[Extracted data entries]
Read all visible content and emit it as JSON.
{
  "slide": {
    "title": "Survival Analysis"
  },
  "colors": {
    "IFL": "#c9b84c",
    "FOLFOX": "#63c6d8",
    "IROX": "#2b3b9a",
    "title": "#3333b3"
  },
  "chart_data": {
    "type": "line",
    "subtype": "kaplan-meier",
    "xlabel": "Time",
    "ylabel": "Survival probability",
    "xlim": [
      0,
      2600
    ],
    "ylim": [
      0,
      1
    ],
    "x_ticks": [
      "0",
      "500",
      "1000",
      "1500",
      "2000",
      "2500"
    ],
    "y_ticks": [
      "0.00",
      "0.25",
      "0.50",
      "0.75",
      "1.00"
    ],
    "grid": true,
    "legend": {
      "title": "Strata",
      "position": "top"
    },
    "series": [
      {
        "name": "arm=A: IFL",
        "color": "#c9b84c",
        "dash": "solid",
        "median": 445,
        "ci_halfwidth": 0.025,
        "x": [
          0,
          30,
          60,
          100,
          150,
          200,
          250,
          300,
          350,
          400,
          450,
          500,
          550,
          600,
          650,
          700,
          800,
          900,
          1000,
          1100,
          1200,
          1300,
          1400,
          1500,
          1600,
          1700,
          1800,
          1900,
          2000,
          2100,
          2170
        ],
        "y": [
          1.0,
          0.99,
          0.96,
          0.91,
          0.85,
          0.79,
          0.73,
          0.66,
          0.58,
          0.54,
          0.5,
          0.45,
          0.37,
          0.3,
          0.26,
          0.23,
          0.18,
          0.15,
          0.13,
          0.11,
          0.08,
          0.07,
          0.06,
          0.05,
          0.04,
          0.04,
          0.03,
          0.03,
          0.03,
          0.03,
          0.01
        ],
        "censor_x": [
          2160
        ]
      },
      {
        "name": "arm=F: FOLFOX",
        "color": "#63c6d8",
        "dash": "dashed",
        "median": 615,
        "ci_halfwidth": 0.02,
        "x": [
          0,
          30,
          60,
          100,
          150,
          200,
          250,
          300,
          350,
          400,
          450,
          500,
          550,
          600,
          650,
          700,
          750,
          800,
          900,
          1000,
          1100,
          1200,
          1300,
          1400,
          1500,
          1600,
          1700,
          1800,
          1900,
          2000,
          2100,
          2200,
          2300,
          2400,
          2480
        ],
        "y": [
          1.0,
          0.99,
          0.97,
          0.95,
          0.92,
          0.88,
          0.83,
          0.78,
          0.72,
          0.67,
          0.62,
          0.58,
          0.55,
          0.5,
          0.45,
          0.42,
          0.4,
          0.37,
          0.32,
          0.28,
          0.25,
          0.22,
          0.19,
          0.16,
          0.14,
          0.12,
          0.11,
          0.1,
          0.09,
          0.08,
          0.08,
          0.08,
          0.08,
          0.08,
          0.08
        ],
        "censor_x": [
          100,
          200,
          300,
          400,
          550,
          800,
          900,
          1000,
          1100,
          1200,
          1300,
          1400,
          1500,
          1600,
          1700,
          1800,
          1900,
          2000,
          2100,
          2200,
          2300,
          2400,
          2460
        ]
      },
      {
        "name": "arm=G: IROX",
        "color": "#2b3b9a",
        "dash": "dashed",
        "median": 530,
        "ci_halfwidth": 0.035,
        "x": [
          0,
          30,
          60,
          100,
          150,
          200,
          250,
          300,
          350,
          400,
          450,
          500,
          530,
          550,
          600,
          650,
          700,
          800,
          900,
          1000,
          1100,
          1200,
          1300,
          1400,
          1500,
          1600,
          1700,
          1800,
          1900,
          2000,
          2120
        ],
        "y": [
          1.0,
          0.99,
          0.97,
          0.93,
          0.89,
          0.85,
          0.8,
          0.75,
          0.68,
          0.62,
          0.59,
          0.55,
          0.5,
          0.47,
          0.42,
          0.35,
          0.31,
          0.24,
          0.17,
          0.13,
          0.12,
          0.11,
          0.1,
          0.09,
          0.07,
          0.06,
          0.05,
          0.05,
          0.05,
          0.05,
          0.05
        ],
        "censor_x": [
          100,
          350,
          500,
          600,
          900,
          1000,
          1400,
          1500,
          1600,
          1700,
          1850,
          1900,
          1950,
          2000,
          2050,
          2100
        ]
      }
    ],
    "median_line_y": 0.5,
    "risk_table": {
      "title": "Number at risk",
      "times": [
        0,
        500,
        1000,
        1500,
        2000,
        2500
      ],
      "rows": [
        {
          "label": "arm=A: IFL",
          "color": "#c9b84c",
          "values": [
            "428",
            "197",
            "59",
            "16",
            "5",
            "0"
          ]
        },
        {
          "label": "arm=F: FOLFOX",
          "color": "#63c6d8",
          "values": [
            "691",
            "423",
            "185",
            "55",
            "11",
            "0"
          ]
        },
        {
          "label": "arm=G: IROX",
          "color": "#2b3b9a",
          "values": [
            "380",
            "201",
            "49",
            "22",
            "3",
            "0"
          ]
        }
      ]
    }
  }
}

-- What the task asks --
Tell how many lines include "Survival". The number is the whole answer.

-- Result of this task --
2